━━━━━ Records for the exercise
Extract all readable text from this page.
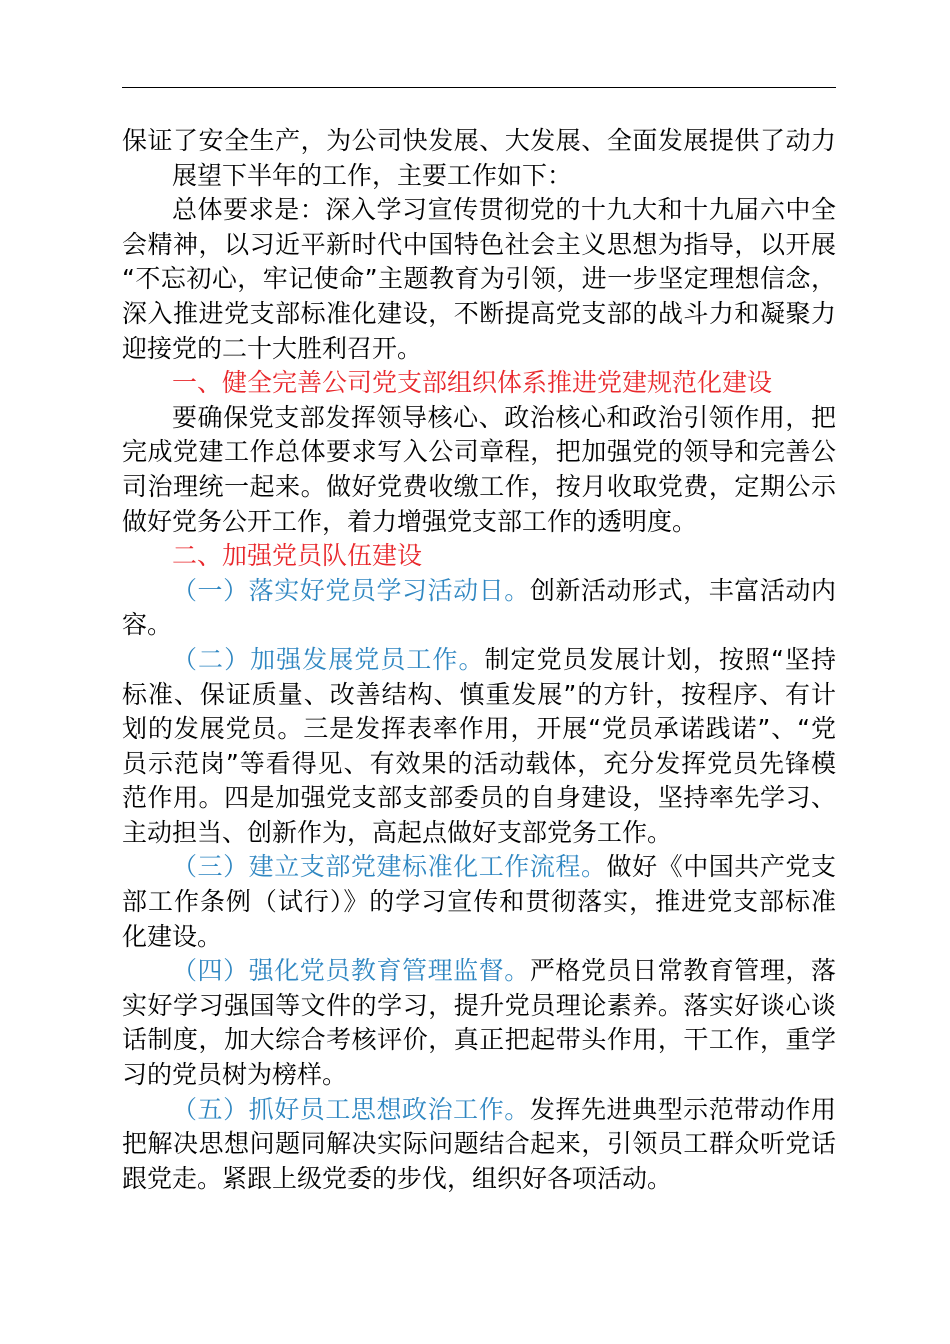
保证了安全生产，为公司快发展、大发展、全面发展提供了动力
展望下半年的工作，主要工作如下：
总体要求是：深入学习宣传贯彻党的十九大和十九届六中全
会精神，以习近平新时代中国特色社会主义思想为指导，以开展
“不忘初心，牢记使命”主题教育为引领，进一步坚定理想信念，
深入推进党支部标准化建设，不断提高党支部的战斗力和凝聚力
迎接党的二十大胜利召开。
一、健全完善公司党支部组织体系推进党建规范化建设
要确保党支部发挥领导核心、政治核心和政治引领作用，把
完成党建工作总体要求写入公司章程，把加强党的领导和完善公
司治理统一起来。做好党费收缴工作，按月收取党费，定期公示
做好党务公开工作，着力增强党支部工作的透明度。
二、加强党员队伍建设
（一）落实好党员学习活动日。创新活动形式，丰富活动内
容。
（二）加强发展党员工作。制定党员发展计划，按照“坚持
标准、保证质量、改善结构、慎重发展”的方针，按程序、有计
划的发展党员。三是发挥表率作用，开展“党员承诺践诺”、“党
员示范岗”等看得见、有效果的活动载体，充分发挥党员先锋模
范作用。四是加强党支部支部委员的自身建设，坚持率先学习、
主动担当、创新作为，高起点做好支部党务工作。
（三）建立支部党建标准化工作流程。做好《中国共产党支
部工作条例（试行）》的学习宣传和贯彻落实，推进党支部标准
化建设。
（四）强化党员教育管理监督。严格党员日常教育管理，落
实好学习强国等文件的学习，提升党员理论素养。落实好谈心谈
话制度，加大综合考核评价，真正把起带头作用，干工作，重学
习的党员树为榜样。
（五）抓好员工思想政治工作。发挥先进典型示范带动作用
把解决思想问题同解决实际问题结合起来，引领员工群众听党话
跟党走。紧跟上级党委的步伐，组织好各项活动。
━━━━━━━━━━
• **Directive**:
The records shown above are to be repeated exactly, with the pictures left out.

• **Full solution**:
Extract all readable text from this page.
保证了安全生产，为公司快发展、大发展、全面发展提供了动力
展望下半年的工作，主要工作如下：
总体要求是：深入学习宣传贯彻党的十九大和十九届六中全
会精神，以习近平新时代中国特色社会主义思想为指导，以开展
“不忘初心，牢记使命”主题教育为引领，进一步坚定理想信念，
深入推进党支部标准化建设，不断提高党支部的战斗力和凝聚力
迎接党的二十大胜利召开。
一、健全完善公司党支部组织体系推进党建规范化建设
要确保党支部发挥领导核心、政治核心和政治引领作用，把
完成党建工作总体要求写入公司章程，把加强党的领导和完善公
司治理统一起来。做好党费收缴工作，按月收取党费，定期公示
做好党务公开工作，着力增强党支部工作的透明度。
二、加强党员队伍建设
（一）落实好党员学习活动日。创新活动形式，丰富活动内
容。
（二）加强发展党员工作。制定党员发展计划，按照“坚持
标准、保证质量、改善结构、慎重发展”的方针，按程序、有计
划的发展党员。三是发挥表率作用，开展“党员承诺践诺”、“党
员示范岗”等看得见、有效果的活动载体，充分发挥党员先锋模
范作用。四是加强党支部支部委员的自身建设，坚持率先学习、
主动担当、创新作为，高起点做好支部党务工作。
（三）建立支部党建标准化工作流程。做好《中国共产党支
部工作条例（试行）》的学习宣传和贯彻落实，推进党支部标准
化建设。
（四）强化党员教育管理监督。严格党员日常教育管理，落
实好学习强国等文件的学习，提升党员理论素养。落实好谈心谈
话制度，加大综合考核评价，真正把起带头作用，干工作，重学
习的党员树为榜样。
（五）抓好员工思想政治工作。发挥先进典型示范带动作用
把解决思想问题同解决实际问题结合起来，引领员工群众听党话
跟党走。紧跟上级党委的步伐，组织好各项活动。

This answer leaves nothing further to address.